REQUEST:
Copy out the listing below with each "help-icon" changed to "question-icon" and everything else left the same. Don't include the pictures.

------------

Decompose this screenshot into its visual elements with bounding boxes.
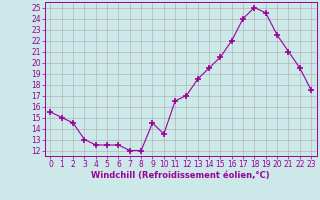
X-axis label: Windchill (Refroidissement éolien,°C): Windchill (Refroidissement éolien,°C) (92, 171, 270, 180)
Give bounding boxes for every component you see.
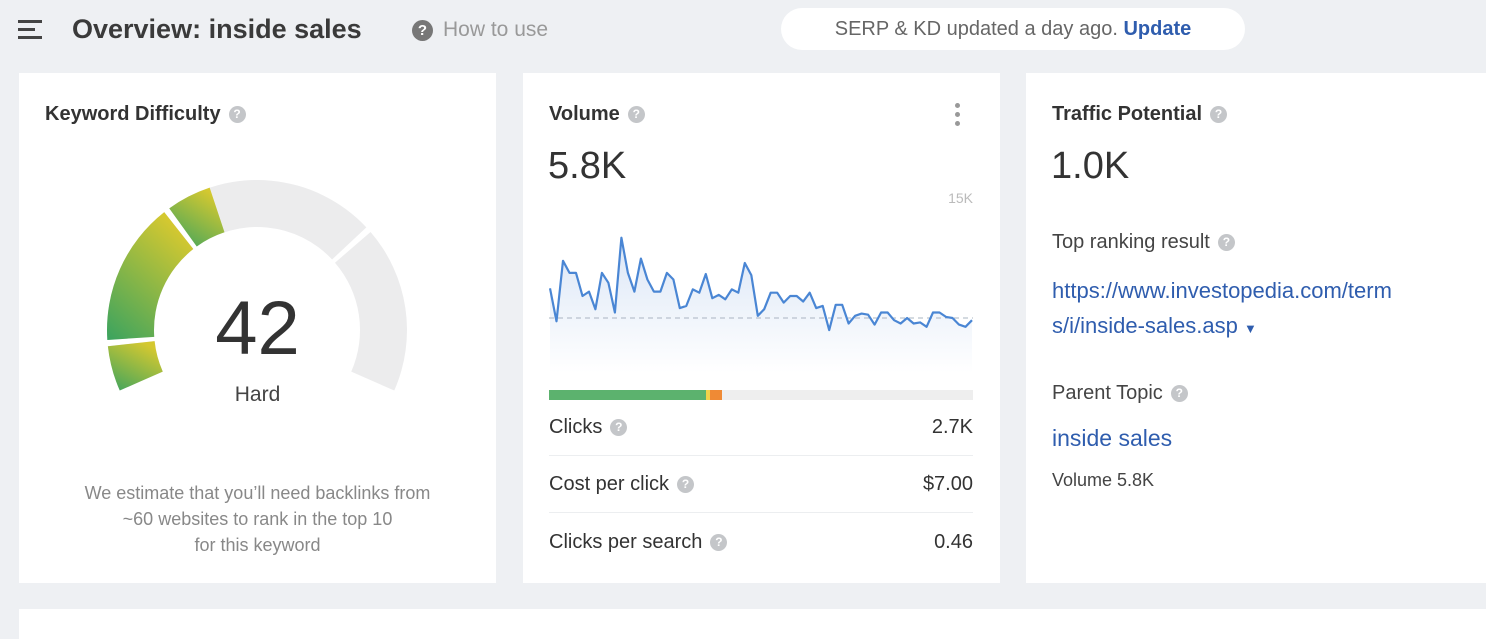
metric-row: Cost per click? $7.00: [549, 457, 973, 513]
volume-title-text: Volume: [549, 103, 620, 125]
traffic-title-text: Traffic Potential: [1052, 103, 1203, 125]
how-to-use-link[interactable]: ? How to use: [412, 18, 548, 42]
volume-title: Volume?: [549, 103, 645, 126]
help-icon[interactable]: ?: [627, 106, 645, 124]
kd-gauge: [107, 179, 408, 391]
help-icon[interactable]: ?: [610, 419, 628, 437]
top-result-label-text: Top ranking result: [1052, 231, 1210, 253]
metric-value: 0.46: [934, 530, 973, 553]
kd-note-line: for this keyword: [194, 535, 321, 555]
metric-label: Clicks?: [549, 416, 628, 439]
gauge-fill-segment: [107, 341, 163, 391]
help-icon[interactable]: ?: [228, 106, 246, 124]
caret-down-icon[interactable]: ▼: [1244, 321, 1257, 336]
metric-label: Clicks per search?: [549, 530, 728, 554]
parent-topic-link[interactable]: inside sales: [1052, 425, 1173, 451]
help-icon: ?: [412, 19, 433, 41]
chart-area: [550, 237, 972, 373]
gauge-fill-segment: [107, 212, 194, 340]
help-icon[interactable]: ?: [677, 476, 695, 494]
kd-score: 42: [215, 286, 300, 371]
kd-title-text: Keyword Difficulty: [45, 103, 221, 125]
update-notice-text: SERP & KD updated a day ago.: [834, 17, 1118, 40]
top-result-link[interactable]: https://www.investopedia.com/term s/i/in…: [1052, 273, 1392, 346]
clicks-bar-segment: [705, 390, 711, 400]
help-icon[interactable]: ?: [1210, 106, 1228, 124]
update-link[interactable]: Update: [1123, 17, 1192, 40]
chart-line: [549, 236, 973, 332]
metric-value: 2.7K: [931, 416, 973, 438]
top-result-label: Top ranking result?: [1052, 231, 1235, 254]
traffic-potential-card: Traffic Potential? 1.0K Top ranking resu…: [1026, 73, 1486, 583]
metric-label-text: Clicks: [549, 416, 603, 438]
traffic-value: 1.0K: [1051, 145, 1130, 187]
gauge-track-segment: [334, 231, 408, 391]
next-panel: [19, 609, 1486, 639]
gauge-fill-segment: [169, 187, 225, 247]
parent-topic-volume: Volume 5.8K: [1052, 470, 1155, 490]
traffic-title: Traffic Potential?: [1052, 103, 1228, 126]
help-icon[interactable]: ?: [710, 533, 728, 551]
how-to-use-label: How to use: [443, 18, 549, 41]
volume-value: 5.8K: [548, 145, 627, 187]
kd-note-line: ~60 websites to rank in the top 10: [122, 509, 393, 529]
keyword-difficulty-card: Keyword Difficulty? 42 Hard We estimate …: [19, 73, 496, 583]
help-icon[interactable]: ?: [1170, 385, 1188, 403]
kd-label: Hard: [234, 383, 281, 406]
top-result-url-line: https://www.investopedia.com/term: [1052, 278, 1392, 303]
metric-row: Clicks per search? 0.46: [549, 514, 973, 570]
volume-chart: [549, 236, 973, 373]
volume-card: Volume? 5.8K 15K Clicks? 2.7K Cost per cl…: [523, 73, 1000, 583]
page-title: Overview: inside sales: [72, 14, 362, 44]
metric-value: $7.00: [922, 473, 973, 495]
top-result-url-line: s/i/inside-sales.asp: [1052, 313, 1238, 338]
more-options-icon[interactable]: [955, 103, 961, 126]
update-notice: SERP & KD updated a day ago. Update: [781, 8, 1245, 50]
help-icon[interactable]: ?: [1217, 234, 1235, 252]
chart-max-label: 15K: [948, 190, 973, 206]
clicks-bar: [549, 390, 973, 400]
clicks-bar-segment: [549, 390, 706, 400]
menu-icon[interactable]: [18, 20, 44, 40]
metric-label: Cost per click?: [549, 473, 695, 496]
metric-label-text: Cost per click: [549, 473, 670, 495]
parent-topic-label-text: Parent Topic: [1052, 382, 1163, 404]
kd-note: We estimate that you’ll need backlinks f…: [19, 480, 496, 558]
metric-label-text: Clicks per search: [549, 530, 703, 553]
clicks-bar-segment: [710, 390, 722, 400]
metric-row: Clicks? 2.7K: [549, 400, 973, 456]
gauge-track-segment: [169, 179, 367, 260]
kd-title: Keyword Difficulty?: [45, 103, 246, 126]
kd-note-line: We estimate that you’ll need backlinks f…: [84, 483, 431, 503]
parent-topic-label: Parent Topic?: [1052, 382, 1188, 405]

------------

SOLVED EXERCISE:
Decompose this screenshot into its visual elements with bounding boxes.
X-axis label: Windchill (Refroidissement éolien,°C): Windchill (Refroidissement éolien,°C) (92, 171, 270, 180)
Give bounding boxes for every component you see.
metric-row: Cost per click? $7.00: [549, 457, 973, 513]
volume-title-text: Volume: [549, 103, 620, 125]
traffic-title-text: Traffic Potential: [1052, 103, 1203, 125]
how-to-use-link[interactable]: ? How to use: [412, 18, 548, 42]
volume-title: Volume?: [549, 103, 645, 126]
question-icon[interactable]: ?: [627, 106, 645, 124]
kd-gauge: [107, 179, 408, 391]
question-icon[interactable]: ?: [610, 419, 628, 437]
top-result-label-text: Top ranking result: [1052, 231, 1210, 253]
metric-value: 0.46: [934, 530, 973, 553]
kd-note-line: for this keyword: [194, 535, 321, 555]
metric-label: Clicks?: [549, 416, 628, 439]
gauge-fill-segment: [107, 341, 163, 391]
question-icon[interactable]: ?: [228, 106, 246, 124]
caret-down-icon[interactable]: ▼: [1244, 321, 1257, 336]
metric-label: Clicks per search?: [549, 530, 728, 554]
parent-topic-link[interactable]: inside sales: [1052, 425, 1173, 451]
question-icon: ?: [412, 19, 433, 41]
chart-area: [550, 237, 972, 373]
gauge-fill-segment: [107, 212, 194, 340]
question-icon[interactable]: ?: [677, 476, 695, 494]
kd-score: 42: [215, 286, 300, 371]
kd-title-text: Keyword Difficulty: [45, 103, 221, 125]
update-notice-text: SERP & KD updated a day ago.: [834, 17, 1118, 40]
top-result-link[interactable]: https://www.investopedia.com/term s/i/in…: [1052, 273, 1392, 346]
clicks-bar-segment: [705, 390, 711, 400]
question-icon[interactable]: ?: [1210, 106, 1228, 124]
update-link[interactable]: Update: [1123, 17, 1192, 40]
chart-line: [549, 236, 973, 332]
metric-value: 2.7K: [931, 416, 973, 438]
top-result-label: Top ranking result?: [1052, 231, 1235, 254]
traffic-potential-card: Traffic Potential? 1.0K Top ranking resu…: [1026, 73, 1486, 583]
metric-label-text: Clicks: [549, 416, 603, 438]
traffic-value: 1.0K: [1051, 145, 1130, 187]
gauge-track-segment: [334, 231, 408, 391]
next-panel: [19, 609, 1486, 639]
gauge-fill-segment: [169, 187, 225, 247]
parent-topic-volume: Volume 5.8K: [1052, 470, 1155, 490]
traffic-title: Traffic Potential?: [1052, 103, 1228, 126]
question-icon[interactable]: ?: [710, 533, 728, 551]
how-to-use-label: How to use: [443, 18, 549, 41]
volume-value: 5.8K: [548, 145, 627, 187]
kd-note-line: ~60 websites to rank in the top 10: [122, 509, 393, 529]
keyword-difficulty-card: Keyword Difficulty? 42 Hard We estimate …: [19, 73, 496, 583]
question-icon[interactable]: ?: [1170, 385, 1188, 403]
kd-label: Hard: [234, 383, 281, 406]
top-result-url-line: https://www.investopedia.com/term: [1052, 278, 1392, 303]
metric-row: Clicks per search? 0.46: [549, 514, 973, 570]
volume-chart: [549, 236, 973, 373]
volume-card: Volume? 5.8K 15K Clicks? 2.7K Cost per cl…: [523, 73, 1000, 583]
page-title: Overview: inside sales: [72, 14, 362, 44]
metric-value: $7.00: [922, 473, 973, 495]
top-result-url-line: s/i/inside-sales.asp: [1052, 313, 1238, 338]
more-options-icon[interactable]: [955, 103, 961, 126]
update-notice: SERP & KD updated a day ago. Update: [781, 8, 1245, 50]
question-icon[interactable]: ?: [1217, 234, 1235, 252]
chart-max-label: 15K: [948, 190, 973, 206]
clicks-bar: [549, 390, 973, 400]
clicks-bar-segment: [549, 390, 706, 400]
menu-icon[interactable]: [18, 20, 44, 40]
metric-label: Cost per click?: [549, 473, 695, 496]
metric-label-text: Cost per click: [549, 473, 670, 495]
parent-topic-label-text: Parent Topic: [1052, 382, 1163, 404]
kd-note: We estimate that you’ll need backlinks f…: [19, 480, 496, 558]
metric-label-text: Clicks per search: [549, 530, 703, 553]
clicks-bar-segment: [710, 390, 722, 400]
metric-row: Clicks? 2.7K: [549, 400, 973, 456]
gauge-track-segment: [169, 179, 367, 260]
kd-title: Keyword Difficulty?: [45, 103, 246, 126]
kd-note-line: We estimate that you’ll need backlinks f…: [84, 483, 431, 503]
parent-topic-label: Parent Topic?: [1052, 382, 1188, 405]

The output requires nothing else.